Set down the whole listing verbatim.

— begin INPUT ROWS —

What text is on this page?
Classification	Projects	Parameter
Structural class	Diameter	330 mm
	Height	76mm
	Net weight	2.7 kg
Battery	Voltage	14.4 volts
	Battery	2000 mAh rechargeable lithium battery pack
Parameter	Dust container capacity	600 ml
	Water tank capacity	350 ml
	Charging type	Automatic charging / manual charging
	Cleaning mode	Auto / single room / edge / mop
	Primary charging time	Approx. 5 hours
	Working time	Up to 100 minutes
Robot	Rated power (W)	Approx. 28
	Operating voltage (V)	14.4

— end INPUT ROWS —

REPLY TO THE EXERCISE:
What text is on this page?
Classification	Projects	Parameter
Structural class	Diameter	330 mm
	Height	76mm
	Net weight	2.7 kg
Battery	Voltage	14.4 volts
	Battery	2000 mAh rechargeable lithium battery pack
Parameter	Dust container capacity	600 ml
	Water tank capacity	350 ml
	Charging type	Automatic charging / manual charging
	Cleaning mode	Auto / single room / edge / mop
	Primary charging time	Approx. 5 hours
	Working time	Up to 100 minutes
Robot	Rated power (W)	Approx. 28
	Operating voltage (V)	14.4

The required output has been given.